### Set task
In the listing below, locate the lines that hold "author" and copy them.

### Records
↓↓↓

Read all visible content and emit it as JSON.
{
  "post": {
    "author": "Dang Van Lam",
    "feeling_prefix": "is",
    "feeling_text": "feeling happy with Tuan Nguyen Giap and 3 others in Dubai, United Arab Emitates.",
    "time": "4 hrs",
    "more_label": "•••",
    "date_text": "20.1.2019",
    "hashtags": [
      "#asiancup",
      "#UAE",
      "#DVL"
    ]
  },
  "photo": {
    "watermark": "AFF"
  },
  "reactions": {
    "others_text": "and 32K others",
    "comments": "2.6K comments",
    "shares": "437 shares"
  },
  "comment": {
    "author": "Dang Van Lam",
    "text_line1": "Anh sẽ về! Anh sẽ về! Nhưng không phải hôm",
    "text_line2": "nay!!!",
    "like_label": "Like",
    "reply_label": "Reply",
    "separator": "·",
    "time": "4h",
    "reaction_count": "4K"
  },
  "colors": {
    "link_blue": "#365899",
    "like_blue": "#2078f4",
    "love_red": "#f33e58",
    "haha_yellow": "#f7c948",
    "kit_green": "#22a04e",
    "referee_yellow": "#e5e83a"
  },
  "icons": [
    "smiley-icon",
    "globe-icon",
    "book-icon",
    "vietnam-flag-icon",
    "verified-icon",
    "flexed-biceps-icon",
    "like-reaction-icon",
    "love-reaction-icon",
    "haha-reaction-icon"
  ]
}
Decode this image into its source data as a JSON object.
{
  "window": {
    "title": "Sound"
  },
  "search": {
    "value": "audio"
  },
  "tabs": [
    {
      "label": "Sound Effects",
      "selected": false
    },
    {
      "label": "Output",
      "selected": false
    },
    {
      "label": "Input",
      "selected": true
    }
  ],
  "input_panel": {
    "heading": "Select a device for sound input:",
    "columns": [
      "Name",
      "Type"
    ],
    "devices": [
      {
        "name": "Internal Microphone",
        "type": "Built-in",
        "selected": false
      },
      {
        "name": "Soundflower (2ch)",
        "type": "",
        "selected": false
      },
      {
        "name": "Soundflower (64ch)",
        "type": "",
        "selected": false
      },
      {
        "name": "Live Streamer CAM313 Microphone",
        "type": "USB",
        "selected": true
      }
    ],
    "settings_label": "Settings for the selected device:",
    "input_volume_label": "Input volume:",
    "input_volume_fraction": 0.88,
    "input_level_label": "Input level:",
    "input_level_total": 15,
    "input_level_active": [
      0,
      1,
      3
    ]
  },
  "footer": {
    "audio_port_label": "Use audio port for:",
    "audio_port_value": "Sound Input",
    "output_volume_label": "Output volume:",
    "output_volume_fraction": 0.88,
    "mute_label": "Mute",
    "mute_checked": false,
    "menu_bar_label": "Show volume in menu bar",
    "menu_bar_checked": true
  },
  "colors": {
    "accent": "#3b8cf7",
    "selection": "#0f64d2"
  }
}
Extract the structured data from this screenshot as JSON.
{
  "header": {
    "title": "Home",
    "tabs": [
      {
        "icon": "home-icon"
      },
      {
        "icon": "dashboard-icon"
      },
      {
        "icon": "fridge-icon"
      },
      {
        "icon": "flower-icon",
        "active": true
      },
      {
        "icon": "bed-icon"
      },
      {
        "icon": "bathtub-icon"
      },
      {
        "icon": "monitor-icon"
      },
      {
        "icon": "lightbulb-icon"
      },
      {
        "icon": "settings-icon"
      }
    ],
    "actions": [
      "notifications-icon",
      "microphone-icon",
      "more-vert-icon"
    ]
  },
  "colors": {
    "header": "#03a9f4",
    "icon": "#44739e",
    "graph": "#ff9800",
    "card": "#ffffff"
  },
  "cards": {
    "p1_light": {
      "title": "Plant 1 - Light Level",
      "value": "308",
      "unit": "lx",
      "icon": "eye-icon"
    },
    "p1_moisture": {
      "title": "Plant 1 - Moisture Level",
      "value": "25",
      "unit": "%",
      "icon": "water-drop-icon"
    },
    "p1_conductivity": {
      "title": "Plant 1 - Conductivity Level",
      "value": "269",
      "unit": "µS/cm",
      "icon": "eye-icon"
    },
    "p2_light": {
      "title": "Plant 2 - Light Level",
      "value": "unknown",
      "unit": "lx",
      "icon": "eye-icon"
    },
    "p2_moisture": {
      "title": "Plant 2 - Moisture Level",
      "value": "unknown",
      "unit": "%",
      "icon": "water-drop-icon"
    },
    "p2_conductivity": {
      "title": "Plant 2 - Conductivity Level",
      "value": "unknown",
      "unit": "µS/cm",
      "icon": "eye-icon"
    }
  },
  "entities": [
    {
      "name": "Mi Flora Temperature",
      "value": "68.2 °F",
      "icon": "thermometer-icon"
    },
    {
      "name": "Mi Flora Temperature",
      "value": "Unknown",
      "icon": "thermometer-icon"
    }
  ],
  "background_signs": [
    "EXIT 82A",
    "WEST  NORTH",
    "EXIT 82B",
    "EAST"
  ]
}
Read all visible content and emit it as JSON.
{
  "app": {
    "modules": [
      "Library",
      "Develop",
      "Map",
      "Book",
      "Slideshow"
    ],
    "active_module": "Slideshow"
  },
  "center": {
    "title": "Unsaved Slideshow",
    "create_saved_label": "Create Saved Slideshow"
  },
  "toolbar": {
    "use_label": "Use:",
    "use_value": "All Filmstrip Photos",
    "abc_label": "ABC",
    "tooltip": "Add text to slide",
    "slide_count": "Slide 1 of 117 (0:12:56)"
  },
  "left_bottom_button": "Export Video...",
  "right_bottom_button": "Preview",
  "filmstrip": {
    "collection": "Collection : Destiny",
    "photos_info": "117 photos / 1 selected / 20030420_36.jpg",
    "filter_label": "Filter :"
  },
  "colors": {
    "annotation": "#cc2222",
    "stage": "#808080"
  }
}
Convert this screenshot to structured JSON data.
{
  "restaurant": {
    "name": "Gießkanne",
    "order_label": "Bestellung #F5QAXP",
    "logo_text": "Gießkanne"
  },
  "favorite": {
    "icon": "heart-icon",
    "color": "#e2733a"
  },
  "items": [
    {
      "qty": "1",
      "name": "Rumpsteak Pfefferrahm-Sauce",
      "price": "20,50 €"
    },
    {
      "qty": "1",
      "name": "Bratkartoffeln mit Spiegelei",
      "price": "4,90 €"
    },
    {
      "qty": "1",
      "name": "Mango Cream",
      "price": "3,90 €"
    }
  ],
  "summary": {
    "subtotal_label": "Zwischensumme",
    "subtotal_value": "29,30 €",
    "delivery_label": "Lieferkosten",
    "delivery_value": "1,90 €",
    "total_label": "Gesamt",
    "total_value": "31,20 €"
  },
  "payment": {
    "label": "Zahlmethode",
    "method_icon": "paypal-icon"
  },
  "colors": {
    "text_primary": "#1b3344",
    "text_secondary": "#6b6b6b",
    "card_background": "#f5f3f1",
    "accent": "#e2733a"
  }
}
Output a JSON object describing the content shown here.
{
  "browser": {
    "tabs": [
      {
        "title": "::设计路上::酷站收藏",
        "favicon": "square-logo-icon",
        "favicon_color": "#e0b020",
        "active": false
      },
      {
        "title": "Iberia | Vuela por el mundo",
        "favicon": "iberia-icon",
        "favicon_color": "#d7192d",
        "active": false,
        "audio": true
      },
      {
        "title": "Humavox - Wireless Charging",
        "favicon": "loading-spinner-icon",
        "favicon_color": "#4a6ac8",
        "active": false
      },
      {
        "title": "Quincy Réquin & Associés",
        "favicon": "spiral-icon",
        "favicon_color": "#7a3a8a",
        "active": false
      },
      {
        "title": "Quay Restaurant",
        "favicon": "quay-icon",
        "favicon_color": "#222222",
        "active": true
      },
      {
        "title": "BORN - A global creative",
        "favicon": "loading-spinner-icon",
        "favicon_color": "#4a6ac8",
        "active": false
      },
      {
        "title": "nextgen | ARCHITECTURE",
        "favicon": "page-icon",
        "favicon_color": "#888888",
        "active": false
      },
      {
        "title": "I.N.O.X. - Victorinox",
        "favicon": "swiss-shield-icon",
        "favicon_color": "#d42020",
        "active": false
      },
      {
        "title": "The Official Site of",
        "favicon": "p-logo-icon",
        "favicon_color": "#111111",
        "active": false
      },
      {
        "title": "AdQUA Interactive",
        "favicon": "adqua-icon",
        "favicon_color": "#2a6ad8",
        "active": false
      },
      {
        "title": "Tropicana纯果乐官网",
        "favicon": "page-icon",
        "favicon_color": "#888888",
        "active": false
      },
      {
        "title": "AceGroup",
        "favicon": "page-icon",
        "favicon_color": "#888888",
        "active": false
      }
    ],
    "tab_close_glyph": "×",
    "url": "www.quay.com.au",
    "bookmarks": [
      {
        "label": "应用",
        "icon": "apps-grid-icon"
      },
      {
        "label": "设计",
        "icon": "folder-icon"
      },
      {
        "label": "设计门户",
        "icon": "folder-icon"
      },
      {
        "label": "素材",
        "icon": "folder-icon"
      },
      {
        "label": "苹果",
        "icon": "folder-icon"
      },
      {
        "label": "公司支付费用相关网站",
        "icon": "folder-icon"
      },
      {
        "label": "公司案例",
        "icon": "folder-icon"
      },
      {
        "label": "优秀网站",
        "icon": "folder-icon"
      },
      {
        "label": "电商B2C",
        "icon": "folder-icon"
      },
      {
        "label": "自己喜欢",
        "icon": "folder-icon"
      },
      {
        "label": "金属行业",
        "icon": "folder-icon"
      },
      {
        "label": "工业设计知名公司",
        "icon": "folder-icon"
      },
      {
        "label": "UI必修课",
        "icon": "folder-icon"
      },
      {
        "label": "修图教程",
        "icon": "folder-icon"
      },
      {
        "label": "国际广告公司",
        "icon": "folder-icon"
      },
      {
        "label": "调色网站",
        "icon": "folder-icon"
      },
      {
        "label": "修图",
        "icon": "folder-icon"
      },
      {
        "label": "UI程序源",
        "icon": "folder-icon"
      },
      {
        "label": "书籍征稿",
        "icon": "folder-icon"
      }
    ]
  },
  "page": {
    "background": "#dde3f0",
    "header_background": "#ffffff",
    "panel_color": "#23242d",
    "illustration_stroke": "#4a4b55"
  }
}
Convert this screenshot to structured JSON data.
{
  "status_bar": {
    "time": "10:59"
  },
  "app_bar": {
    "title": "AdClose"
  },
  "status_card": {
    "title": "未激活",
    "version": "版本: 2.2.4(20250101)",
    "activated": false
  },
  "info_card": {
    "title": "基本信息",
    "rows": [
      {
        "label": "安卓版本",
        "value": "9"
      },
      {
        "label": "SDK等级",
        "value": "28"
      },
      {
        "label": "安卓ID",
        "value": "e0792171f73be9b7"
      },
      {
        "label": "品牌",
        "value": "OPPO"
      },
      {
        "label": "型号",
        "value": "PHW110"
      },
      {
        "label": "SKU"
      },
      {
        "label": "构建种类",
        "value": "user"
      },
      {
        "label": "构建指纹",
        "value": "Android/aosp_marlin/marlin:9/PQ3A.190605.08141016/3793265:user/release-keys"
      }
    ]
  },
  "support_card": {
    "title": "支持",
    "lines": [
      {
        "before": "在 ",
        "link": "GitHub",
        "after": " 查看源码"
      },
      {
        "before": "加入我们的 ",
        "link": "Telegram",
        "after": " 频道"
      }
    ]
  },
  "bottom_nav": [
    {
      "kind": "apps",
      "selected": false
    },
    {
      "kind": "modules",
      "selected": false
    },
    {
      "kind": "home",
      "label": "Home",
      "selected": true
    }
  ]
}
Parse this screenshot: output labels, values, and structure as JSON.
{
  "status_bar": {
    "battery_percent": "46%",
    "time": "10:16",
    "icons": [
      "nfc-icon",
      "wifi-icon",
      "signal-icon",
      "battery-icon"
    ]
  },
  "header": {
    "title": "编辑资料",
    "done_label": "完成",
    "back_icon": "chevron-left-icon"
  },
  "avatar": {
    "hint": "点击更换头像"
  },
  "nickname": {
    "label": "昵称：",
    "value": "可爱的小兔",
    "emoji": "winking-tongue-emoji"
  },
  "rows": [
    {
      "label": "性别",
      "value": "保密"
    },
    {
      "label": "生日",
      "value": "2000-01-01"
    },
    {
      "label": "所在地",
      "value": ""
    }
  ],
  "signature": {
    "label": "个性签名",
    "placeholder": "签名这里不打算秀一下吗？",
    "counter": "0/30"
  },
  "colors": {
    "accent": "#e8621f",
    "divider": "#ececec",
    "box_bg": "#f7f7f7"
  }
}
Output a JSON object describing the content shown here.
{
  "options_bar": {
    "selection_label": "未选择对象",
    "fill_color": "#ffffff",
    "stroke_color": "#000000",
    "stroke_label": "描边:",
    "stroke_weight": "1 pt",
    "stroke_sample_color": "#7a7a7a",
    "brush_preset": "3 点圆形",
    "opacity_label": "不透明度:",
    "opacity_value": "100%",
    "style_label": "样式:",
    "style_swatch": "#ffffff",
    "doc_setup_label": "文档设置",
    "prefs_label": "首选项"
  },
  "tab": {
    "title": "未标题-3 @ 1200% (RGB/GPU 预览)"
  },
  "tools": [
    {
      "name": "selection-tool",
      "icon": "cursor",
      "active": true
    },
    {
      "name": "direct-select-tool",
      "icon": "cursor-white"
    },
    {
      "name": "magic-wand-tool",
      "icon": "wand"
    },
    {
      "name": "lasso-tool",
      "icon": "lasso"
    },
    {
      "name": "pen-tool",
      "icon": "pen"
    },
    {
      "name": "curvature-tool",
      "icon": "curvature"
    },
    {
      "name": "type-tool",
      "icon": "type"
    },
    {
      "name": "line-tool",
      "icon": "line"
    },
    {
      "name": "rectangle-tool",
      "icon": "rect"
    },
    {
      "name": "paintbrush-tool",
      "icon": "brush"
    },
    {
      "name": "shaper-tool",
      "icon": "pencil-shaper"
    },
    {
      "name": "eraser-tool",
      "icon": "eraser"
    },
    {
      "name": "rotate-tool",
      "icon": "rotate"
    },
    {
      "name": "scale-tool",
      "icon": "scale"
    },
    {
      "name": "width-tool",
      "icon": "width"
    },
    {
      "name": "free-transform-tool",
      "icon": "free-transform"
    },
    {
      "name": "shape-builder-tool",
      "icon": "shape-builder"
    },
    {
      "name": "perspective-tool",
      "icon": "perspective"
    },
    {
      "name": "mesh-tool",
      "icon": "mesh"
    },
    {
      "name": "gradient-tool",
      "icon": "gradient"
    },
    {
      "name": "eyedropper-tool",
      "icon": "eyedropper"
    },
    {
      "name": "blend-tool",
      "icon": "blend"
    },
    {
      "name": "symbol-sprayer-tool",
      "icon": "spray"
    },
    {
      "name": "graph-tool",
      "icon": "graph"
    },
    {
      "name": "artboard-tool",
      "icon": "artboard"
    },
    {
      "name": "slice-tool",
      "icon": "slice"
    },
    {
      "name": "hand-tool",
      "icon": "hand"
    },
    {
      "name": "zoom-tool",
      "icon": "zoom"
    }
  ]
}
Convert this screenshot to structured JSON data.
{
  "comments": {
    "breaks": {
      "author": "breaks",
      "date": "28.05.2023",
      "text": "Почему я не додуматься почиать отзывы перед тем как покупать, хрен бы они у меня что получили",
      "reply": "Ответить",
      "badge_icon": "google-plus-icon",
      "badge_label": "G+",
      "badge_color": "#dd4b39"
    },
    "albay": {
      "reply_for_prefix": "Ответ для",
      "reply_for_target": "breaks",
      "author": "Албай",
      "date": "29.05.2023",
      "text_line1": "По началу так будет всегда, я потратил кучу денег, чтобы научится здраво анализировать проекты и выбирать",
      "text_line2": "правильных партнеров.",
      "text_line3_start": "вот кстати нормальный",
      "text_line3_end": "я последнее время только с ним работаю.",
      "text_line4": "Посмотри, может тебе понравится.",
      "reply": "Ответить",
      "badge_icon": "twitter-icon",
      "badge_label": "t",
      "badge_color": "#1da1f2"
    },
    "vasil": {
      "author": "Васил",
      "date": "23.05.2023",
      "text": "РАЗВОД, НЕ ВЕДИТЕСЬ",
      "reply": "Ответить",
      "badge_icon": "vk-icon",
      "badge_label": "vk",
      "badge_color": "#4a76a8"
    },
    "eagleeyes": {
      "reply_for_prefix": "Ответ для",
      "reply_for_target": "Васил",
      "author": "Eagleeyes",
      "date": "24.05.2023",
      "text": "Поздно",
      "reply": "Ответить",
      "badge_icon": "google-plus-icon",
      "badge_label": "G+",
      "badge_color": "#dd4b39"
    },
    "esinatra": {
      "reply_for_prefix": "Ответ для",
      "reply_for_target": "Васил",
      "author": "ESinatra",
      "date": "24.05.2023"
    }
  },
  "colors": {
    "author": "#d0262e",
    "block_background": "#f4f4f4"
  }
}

↑↑↑

### Problem solution
    "author": "Dang Van Lam",
    "author": "Dang Van Lam",
      "author": "breaks",
      "author": "Албай",
      "author": "Васил",
      "author": "Eagleeyes",
      "author": "ESinatra",
    "author": "#d0262e",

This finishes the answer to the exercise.